- _指示文 a_
エントリの冒頭から「summary-list [3, 56, 595, 286]」を含む行までを、両端の行も含めて一字一句違えずに複製しなさい。

- _抜粋_
──────────────────────────────

女子高生と「グノーシス症候群」ー家入レオの音楽ー

http://www.kosmos-lby.com/column02/r04.html より転載


つい先日、サングラハに連載を寄稿中の田辺先生から『グノーシスの神話』(大貫隆訳・著 岩波書店)という面白そうな本が刊行されたというお知らせをいただき、筆者も早速書店で買い求めました。グノーシス主義についてはここで簡単に紹介することはとても無理ですので、興味のある方は同書を入手されることをお薦めしておきます。一口で言えば、「クノーシス主義は古代末期から近代に至るまで、地中海およびヨーロッパ文化の実にさまざまな領域、すなわちユダヤ教キリスト教イスラム教という歴史的世界宗教、神学、哲学、神秘主義思想、科学史などの領域において、表の文化に対する裏の文化として見え隠れしながら、連綿とその影響を及ぼし続けてきた」ものであり、その最大の特徴は「世界を巨大な悪と見て、それを拒否あるいは逃避して生きようとする」ということです。そしてこの姿勢からは「現実世界を人間世界にとって益となる方向へ変革すること」は無意味であるがゆえに、あり得ない選択肢となるということです。


ここからして大変興味深いのは、「グノーシス症候群」と呼ぶべきものがあるということです。で、同書の「結び グノーシス主義と現代」の中の「終りなき日常とグノーシス主義」という一節で、大貫先生は次のように述べています。

──────────────────────────────

- _項目_

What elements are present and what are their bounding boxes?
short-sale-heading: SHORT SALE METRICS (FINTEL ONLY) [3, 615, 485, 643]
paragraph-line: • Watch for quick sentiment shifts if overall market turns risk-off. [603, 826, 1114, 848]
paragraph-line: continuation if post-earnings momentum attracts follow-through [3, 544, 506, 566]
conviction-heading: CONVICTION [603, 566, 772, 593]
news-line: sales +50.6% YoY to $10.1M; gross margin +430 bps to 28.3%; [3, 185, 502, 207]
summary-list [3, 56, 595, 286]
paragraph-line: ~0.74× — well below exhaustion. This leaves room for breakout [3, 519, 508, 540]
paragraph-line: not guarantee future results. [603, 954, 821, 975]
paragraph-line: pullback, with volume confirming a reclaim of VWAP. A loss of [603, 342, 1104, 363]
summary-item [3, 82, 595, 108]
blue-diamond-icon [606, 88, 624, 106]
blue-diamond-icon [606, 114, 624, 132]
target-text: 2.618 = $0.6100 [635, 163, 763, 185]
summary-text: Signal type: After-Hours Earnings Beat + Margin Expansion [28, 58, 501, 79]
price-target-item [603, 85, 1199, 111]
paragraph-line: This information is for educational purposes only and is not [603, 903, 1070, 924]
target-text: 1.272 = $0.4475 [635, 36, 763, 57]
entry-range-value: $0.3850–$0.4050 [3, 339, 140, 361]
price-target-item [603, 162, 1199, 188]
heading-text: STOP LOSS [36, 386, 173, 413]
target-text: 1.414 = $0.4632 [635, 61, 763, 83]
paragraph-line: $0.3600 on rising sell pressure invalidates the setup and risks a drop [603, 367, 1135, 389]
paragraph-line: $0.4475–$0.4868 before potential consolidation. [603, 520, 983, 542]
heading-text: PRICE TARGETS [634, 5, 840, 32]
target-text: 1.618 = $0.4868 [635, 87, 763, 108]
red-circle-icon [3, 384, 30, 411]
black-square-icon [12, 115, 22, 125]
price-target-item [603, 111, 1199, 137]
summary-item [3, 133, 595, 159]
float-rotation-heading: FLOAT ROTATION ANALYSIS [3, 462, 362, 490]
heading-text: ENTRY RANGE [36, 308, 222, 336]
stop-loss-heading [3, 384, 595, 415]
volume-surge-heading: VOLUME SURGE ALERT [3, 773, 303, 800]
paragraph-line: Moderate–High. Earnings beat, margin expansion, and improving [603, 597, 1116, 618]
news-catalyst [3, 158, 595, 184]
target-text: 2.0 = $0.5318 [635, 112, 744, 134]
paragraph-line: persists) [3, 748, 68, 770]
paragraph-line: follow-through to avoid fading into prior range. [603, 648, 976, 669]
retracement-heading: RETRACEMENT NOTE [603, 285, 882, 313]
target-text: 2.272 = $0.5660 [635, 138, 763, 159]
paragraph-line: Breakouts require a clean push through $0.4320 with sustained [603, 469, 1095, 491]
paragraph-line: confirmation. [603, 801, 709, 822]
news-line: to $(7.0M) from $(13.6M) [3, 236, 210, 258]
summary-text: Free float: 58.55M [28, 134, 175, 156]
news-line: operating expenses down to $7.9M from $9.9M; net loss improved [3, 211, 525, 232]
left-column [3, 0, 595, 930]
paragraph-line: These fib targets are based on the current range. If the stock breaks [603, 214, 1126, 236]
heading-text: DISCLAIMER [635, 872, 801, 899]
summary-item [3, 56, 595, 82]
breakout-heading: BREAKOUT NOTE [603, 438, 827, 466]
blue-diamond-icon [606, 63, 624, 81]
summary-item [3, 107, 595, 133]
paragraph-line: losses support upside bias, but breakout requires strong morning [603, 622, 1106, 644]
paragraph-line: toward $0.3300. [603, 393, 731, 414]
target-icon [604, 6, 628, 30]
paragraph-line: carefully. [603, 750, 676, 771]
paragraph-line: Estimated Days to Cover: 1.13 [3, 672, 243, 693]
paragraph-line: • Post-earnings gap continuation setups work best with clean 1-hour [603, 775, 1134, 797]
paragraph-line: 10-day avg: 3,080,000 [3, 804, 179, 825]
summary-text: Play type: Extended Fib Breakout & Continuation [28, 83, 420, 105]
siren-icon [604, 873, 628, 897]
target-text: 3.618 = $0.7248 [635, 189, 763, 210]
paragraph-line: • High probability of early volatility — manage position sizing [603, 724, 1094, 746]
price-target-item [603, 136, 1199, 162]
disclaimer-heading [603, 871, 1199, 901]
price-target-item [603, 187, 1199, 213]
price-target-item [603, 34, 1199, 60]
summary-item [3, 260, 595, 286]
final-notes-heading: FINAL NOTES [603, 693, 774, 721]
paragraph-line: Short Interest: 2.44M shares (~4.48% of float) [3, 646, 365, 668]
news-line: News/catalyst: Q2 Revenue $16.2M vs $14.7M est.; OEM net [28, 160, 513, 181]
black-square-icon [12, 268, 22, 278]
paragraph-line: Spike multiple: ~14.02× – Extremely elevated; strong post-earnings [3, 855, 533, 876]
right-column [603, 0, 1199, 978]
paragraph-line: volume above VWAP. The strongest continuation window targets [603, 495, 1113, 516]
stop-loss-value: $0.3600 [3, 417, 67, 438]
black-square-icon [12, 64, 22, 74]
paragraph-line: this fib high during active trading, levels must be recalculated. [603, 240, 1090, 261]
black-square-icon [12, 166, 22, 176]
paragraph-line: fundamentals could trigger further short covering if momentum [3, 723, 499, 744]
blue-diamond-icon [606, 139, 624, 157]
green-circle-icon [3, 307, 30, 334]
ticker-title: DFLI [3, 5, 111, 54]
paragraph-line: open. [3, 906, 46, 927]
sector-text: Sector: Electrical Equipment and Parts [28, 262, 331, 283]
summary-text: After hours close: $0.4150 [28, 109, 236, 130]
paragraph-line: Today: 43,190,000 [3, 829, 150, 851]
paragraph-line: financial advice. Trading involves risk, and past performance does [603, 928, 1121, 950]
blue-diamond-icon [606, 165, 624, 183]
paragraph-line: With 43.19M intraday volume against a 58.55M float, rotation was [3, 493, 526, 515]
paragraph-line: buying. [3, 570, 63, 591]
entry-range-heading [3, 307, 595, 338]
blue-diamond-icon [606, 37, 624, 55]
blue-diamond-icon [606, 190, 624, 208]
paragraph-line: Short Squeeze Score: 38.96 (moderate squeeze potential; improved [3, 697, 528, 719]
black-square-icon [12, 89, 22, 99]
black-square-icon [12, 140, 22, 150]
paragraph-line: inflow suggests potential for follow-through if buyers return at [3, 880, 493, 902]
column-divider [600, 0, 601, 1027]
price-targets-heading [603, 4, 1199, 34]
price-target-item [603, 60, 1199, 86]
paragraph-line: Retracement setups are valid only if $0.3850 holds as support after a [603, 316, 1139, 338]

──────────────────────────────

- _指示文 b_
抜粋の「つい先日、サングラハに連載を」から「生は次のように述べています。」までを、その両端も含めて原文どおりに書き記しなさい。

- _出力 a_
What elements are present and what are their bounding boxes?
short-sale-heading: SHORT SALE METRICS (FINTEL ONLY) [3, 615, 485, 643]
paragraph-line: • Watch for quick sentiment shifts if overall market turns risk-off. [603, 826, 1114, 848]
paragraph-line: continuation if post-earnings momentum attracts follow-through [3, 544, 506, 566]
conviction-heading: CONVICTION [603, 566, 772, 593]
news-line: sales +50.6% YoY to $10.1M; gross margin +430 bps to 28.3%; [3, 185, 502, 207]
summary-list [3, 56, 595, 286]

- _出力 b_
つい先日、サングラハに連載を寄稿中の田辺先生から『グノーシスの神話』(大貫隆訳・著 岩波書店)という面白そうな本が刊行されたというお知らせをいただき、筆者も早速書店で買い求めました。グノーシス主義についてはここで簡単に紹介することはとても無理ですので、興味のある方は同書を入手されることをお薦めしておきます。一口で言えば、「クノーシス主義は古代末期から近代に至るまで、地中海およびヨーロッパ文化の実にさまざまな領域、すなわちユダヤ教キリスト教イスラム教という歴史的世界宗教、神学、哲学、神秘主義思想、科学史などの領域において、表の文化に対する裏の文化として見え隠れしながら、連綿とその影響を及ぼし続けてきた」ものであり、その最大の特徴は「世界を巨大な悪と見て、それを拒否あるいは逃避して生きようとする」ということです。そしてこの姿勢からは「現実世界を人間世界にとって益となる方向へ変革すること」は無意味であるがゆえに、あり得ない選択肢となるということです。


ここからして大変興味深いのは、「グノーシス症候群」と呼ぶべきものがあるということです。で、同書の「結び グノーシス主義と現代」の中の「終りなき日常とグノーシス主義」という一節で、大貫先生は次のように述べています。